**Brief**
Give back the full material, exactly as it reads.

**Items from a figure collection**
· · · ·

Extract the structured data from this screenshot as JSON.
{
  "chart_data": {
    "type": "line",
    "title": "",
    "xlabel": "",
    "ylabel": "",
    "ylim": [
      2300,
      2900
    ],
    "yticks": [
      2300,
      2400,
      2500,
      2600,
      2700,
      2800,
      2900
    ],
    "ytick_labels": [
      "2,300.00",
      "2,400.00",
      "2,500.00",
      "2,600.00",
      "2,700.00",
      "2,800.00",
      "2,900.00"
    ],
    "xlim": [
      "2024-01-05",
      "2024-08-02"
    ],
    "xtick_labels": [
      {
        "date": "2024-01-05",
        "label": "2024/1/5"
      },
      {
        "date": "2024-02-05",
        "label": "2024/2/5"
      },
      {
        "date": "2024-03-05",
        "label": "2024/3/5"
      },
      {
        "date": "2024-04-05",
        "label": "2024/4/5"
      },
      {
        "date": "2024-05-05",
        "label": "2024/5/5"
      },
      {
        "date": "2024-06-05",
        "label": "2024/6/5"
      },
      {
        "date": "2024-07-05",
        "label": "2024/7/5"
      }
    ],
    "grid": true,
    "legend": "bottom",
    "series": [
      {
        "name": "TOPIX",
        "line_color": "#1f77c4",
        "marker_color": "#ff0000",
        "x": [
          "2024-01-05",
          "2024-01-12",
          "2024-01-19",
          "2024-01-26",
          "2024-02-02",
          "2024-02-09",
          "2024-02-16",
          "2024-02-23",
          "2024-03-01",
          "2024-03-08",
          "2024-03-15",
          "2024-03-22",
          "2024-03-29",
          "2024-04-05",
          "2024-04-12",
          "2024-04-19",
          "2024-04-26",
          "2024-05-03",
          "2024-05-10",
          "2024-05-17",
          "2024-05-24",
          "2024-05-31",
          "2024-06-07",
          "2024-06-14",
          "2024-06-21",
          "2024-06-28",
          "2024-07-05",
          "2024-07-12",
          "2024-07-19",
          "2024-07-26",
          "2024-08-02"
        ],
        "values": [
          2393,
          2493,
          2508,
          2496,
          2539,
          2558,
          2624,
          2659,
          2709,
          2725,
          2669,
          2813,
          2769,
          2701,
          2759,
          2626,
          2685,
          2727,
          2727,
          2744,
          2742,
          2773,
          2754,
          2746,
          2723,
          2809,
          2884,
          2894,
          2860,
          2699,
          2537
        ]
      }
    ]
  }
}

· · · ·

**Full output**
Extract the structured data from this screenshot as JSON.
{
  "chart_data": {
    "type": "line",
    "title": "",
    "xlabel": "",
    "ylabel": "",
    "ylim": [
      2300,
      2900
    ],
    "yticks": [
      2300,
      2400,
      2500,
      2600,
      2700,
      2800,
      2900
    ],
    "ytick_labels": [
      "2,300.00",
      "2,400.00",
      "2,500.00",
      "2,600.00",
      "2,700.00",
      "2,800.00",
      "2,900.00"
    ],
    "xlim": [
      "2024-01-05",
      "2024-08-02"
    ],
    "xtick_labels": [
      {
        "date": "2024-01-05",
        "label": "2024/1/5"
      },
      {
        "date": "2024-02-05",
        "label": "2024/2/5"
      },
      {
        "date": "2024-03-05",
        "label": "2024/3/5"
      },
      {
        "date": "2024-04-05",
        "label": "2024/4/5"
      },
      {
        "date": "2024-05-05",
        "label": "2024/5/5"
      },
      {
        "date": "2024-06-05",
        "label": "2024/6/5"
      },
      {
        "date": "2024-07-05",
        "label": "2024/7/5"
      }
    ],
    "grid": true,
    "legend": "bottom",
    "series": [
      {
        "name": "TOPIX",
        "line_color": "#1f77c4",
        "marker_color": "#ff0000",
        "x": [
          "2024-01-05",
          "2024-01-12",
          "2024-01-19",
          "2024-01-26",
          "2024-02-02",
          "2024-02-09",
          "2024-02-16",
          "2024-02-23",
          "2024-03-01",
          "2024-03-08",
          "2024-03-15",
          "2024-03-22",
          "2024-03-29",
          "2024-04-05",
          "2024-04-12",
          "2024-04-19",
          "2024-04-26",
          "2024-05-03",
          "2024-05-10",
          "2024-05-17",
          "2024-05-24",
          "2024-05-31",
          "2024-06-07",
          "2024-06-14",
          "2024-06-21",
          "2024-06-28",
          "2024-07-05",
          "2024-07-12",
          "2024-07-19",
          "2024-07-26",
          "2024-08-02"
        ],
        "values": [
          2393,
          2493,
          2508,
          2496,
          2539,
          2558,
          2624,
          2659,
          2709,
          2725,
          2669,
          2813,
          2769,
          2701,
          2759,
          2626,
          2685,
          2727,
          2727,
          2744,
          2742,
          2773,
          2754,
          2746,
          2723,
          2809,
          2884,
          2894,
          2860,
          2699,
          2537
        ]
      }
    ]
  }
}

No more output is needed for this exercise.